> **本文**
= = = = =

自分さえやることをやってしまえばいい、という独善的な態度が日本人にはあって、それがある種の予定調和と結びついてしまう。自分がちゃんとしていれば世の中もちゃんとするようになる。ならなかったら、それは自分のせいではない、という態度になってしまう。「国際貢献」の問題にも環境問題にも、そんな姿勢が表れている。

 地球が温暖化しているのだとしても、それが人間のせいなのか、どの程度人間活動に原因があるのか、をハッキリさせるのは大変難しいでしょうし、仮に人間活動の影響が大だとして、防ごうとして防げるのか、防いだ方が本当に得なのか、これまた簡単ではないでしょう1。大体「この調子で活動すると100年後には」などというフレーズをよく見かけますが、100年後も同じように活動できないから大変だ、という話ではないのですか? 「この調子」で活動していけば、100年も経たずに活動の方が破綻するでしょうし、「地球のため」には万々歳ではないですか。

 本書では、数字を見ないで道徳でものを考える「文科の人間」が再三批判されています。まったく尤もなのですが、一方で、政治指導者たちが本当に「数字を見ない」せいでこの事態に陥っているのか、という疑問もあります。
 「数字を見」られたとしても、将来を予測することは簡単ではないでしょうが、明らかに「余計に資源を浪費するだけ」の「エコ活動」であっても、それを承知で推進している面があるでしょう。根底にあるのは、そういう無意味なことをしないと回らない経済のシステムのように感じます。

= = = = =

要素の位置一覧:
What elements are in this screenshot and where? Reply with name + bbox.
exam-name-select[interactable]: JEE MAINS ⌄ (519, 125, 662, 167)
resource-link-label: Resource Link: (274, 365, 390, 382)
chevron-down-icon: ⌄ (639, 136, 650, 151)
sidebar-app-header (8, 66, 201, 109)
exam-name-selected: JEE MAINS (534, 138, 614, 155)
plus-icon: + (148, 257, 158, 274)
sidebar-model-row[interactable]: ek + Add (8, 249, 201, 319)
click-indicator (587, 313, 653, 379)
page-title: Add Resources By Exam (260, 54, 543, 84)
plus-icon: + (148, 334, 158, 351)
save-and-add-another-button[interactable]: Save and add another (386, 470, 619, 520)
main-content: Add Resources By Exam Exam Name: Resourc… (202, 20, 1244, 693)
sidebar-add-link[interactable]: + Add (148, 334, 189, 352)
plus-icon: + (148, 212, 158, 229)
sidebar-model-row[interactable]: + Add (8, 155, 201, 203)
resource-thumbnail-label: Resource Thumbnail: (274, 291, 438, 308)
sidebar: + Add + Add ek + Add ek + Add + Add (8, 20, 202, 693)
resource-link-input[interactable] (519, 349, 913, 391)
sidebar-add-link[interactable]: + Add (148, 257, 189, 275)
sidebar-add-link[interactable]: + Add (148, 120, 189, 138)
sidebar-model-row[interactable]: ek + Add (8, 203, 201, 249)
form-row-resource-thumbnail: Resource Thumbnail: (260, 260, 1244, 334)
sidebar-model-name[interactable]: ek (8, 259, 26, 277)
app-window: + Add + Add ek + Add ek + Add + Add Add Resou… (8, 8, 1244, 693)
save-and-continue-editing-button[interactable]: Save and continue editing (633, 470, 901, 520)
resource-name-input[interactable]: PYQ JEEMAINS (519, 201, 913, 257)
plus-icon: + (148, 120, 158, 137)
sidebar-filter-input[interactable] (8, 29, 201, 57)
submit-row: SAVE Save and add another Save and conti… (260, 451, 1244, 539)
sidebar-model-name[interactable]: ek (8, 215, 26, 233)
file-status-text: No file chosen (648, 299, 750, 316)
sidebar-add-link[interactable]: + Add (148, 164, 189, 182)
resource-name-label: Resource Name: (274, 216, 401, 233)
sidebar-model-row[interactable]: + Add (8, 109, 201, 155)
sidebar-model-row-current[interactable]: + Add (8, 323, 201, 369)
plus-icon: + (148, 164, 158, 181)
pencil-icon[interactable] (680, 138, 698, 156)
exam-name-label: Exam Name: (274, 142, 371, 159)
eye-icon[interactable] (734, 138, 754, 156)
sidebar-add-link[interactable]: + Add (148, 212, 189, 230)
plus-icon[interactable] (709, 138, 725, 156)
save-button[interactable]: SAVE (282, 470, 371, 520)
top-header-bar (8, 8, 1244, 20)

= = = = =

> **課題内容 1**
環境問題をめぐる文章のうち、「地球が温暖化しているのだとし」から「のか、という疑問もあります。」までをそのまま書き写しなさい。
> **課題内容 2**
環境問題をめぐる文章を、最後の文の後から書き継ぎなさい。

> **出力結果 1**
地球が温暖化しているのだとしても、それが人間のせいなのか、どの程度人間活動に原因があるのか、をハッキリさせるのは大変難しいでしょうし、仮に人間活動の影響が大だとして、防ごうとして防げるのか、防いだ方が本当に得なのか、これまた簡単ではないでしょう1。大体「この調子で活動すると100年後には」などというフレーズをよく見かけますが、100年後も同じように活動できないから大変だ、という話ではないのですか? 「この調子」で活動していけば、100年も経たずに活動の方が破綻するでしょうし、「地球のため」には万々歳ではないですか。

 本書では、数字を見ないで道徳でものを考える「文科の人間」が再三批判されています。まったく尤もなのですが、一方で、政治指導者たちが本当に「数字を見ない」せいでこの事態に陥っているのか、という疑問もあります。

> **出力結果 2**
 資源や食料といった「本当の危機」に自覚的な指導者こそ、「環境を破壊」してでも、政治的・経済的に優位に立とうとするかもしれません。なぜなら、多少資源が無駄に使われ、環境が破壊されたとしても、お金と政治力があれば、残った資源や食料を買ったり奪ったりできるからです。
 結局、誰にとっても、問題は「資源がなくなる」「食料がなくなる」といったことというよりはむしろ、「自分のところに資源・食料がなくなる」ことです。全体として減っても、自分のところにさえあれば生き延びられるのですから、全体の合計より、配分の比率に目が行くのは当然です。そして、人間同士の奪い合いで優位に立つのは、別に「エコ」な人ではありません。
 やはり根底にあるのは「お金」の問題であるように思えて仕方ありません。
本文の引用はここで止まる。